* **RECORD SET**:
= = = =

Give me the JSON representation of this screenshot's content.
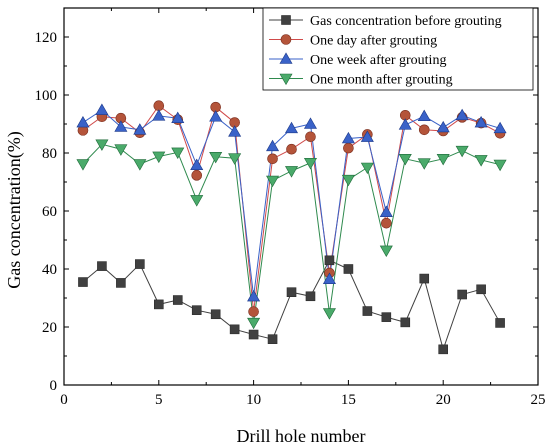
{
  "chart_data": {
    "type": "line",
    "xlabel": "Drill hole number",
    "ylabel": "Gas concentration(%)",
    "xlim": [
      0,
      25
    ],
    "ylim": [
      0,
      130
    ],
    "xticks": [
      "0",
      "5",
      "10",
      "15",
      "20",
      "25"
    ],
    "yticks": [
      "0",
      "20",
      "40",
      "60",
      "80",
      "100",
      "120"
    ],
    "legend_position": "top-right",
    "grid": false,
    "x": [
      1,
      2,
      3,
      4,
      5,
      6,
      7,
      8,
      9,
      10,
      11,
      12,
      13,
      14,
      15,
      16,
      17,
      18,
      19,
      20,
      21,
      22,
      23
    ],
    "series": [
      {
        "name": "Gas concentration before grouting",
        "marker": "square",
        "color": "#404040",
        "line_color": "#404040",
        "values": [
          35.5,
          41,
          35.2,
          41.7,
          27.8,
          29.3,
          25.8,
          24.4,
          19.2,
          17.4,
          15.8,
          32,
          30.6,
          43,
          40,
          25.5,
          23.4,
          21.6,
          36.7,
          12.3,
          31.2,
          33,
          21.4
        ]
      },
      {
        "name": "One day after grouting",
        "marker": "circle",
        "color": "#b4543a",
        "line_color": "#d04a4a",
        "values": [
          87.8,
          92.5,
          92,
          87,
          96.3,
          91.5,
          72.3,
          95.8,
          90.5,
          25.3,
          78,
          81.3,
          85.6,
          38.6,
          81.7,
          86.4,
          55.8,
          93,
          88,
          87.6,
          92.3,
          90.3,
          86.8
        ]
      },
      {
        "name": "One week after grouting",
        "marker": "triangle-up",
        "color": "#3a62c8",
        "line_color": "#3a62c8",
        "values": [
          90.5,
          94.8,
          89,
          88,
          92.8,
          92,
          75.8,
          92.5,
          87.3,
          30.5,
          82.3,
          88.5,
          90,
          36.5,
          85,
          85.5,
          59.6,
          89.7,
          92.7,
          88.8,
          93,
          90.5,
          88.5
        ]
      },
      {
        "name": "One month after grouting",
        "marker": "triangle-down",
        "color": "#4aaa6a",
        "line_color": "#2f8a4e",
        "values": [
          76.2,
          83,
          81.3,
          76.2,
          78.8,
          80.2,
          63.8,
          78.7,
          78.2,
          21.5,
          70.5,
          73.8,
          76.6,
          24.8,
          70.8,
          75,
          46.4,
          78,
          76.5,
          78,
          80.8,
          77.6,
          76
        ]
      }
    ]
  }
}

= = = =

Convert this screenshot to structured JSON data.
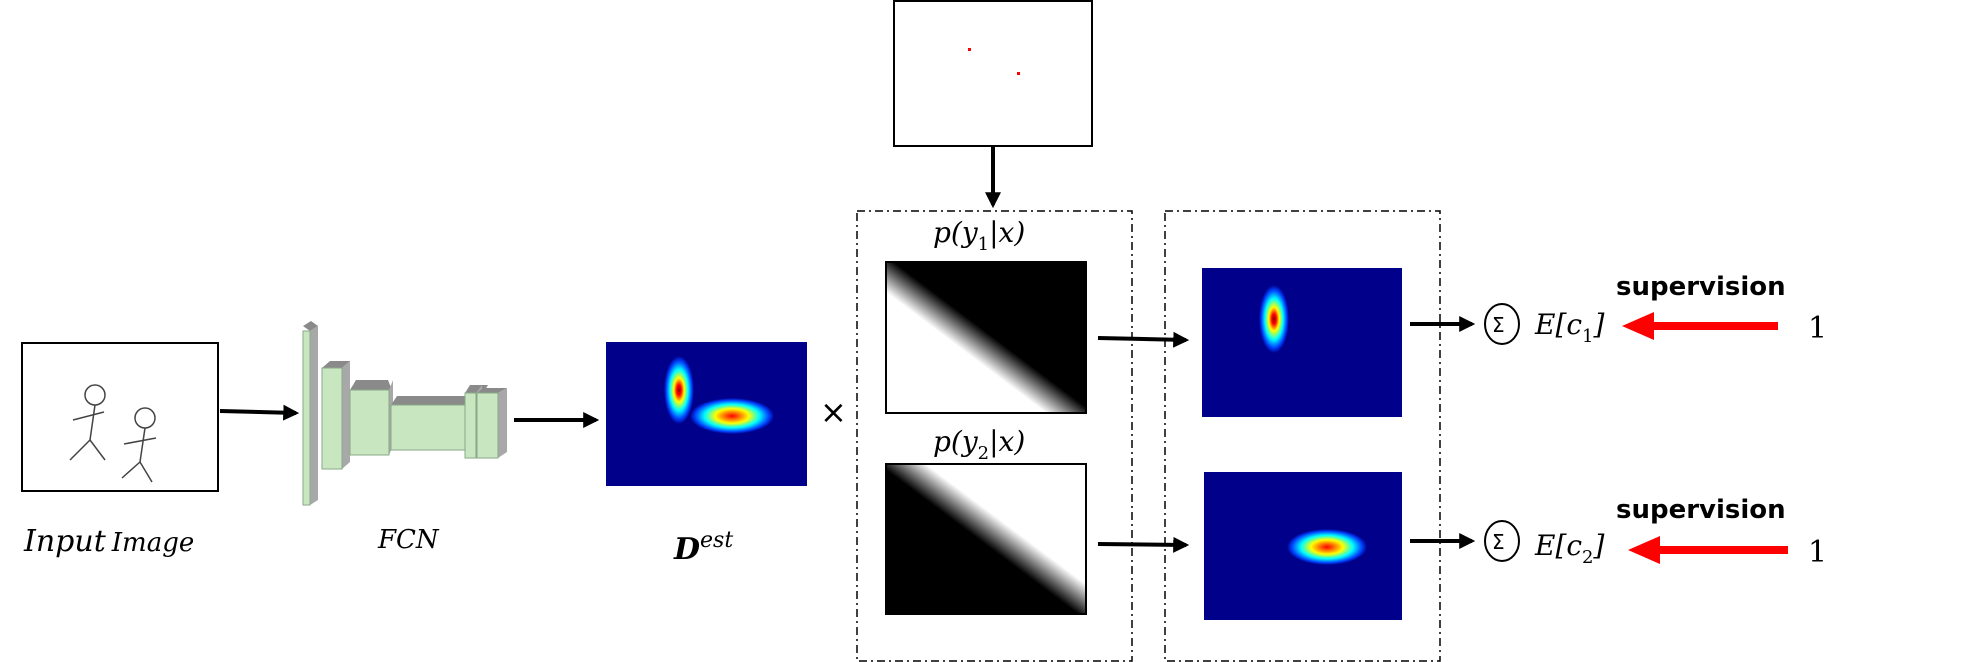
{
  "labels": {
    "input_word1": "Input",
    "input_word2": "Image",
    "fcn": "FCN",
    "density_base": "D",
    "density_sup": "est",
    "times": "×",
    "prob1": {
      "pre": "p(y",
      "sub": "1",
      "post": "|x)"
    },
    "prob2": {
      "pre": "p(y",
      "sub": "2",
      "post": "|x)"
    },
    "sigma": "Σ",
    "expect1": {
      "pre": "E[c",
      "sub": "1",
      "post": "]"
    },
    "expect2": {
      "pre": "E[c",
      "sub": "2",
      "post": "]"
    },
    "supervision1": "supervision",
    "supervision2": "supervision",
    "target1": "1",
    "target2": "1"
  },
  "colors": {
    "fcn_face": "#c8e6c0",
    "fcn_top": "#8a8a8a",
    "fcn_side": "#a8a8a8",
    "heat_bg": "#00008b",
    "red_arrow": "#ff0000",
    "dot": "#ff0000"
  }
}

= = = =

* **TASK DETAILS**: Search the entries for the word "supervision", then list each line that holds it.

* **WORKED ANSWER**:
    "supervision1": "supervision",
    "supervision2": "supervision",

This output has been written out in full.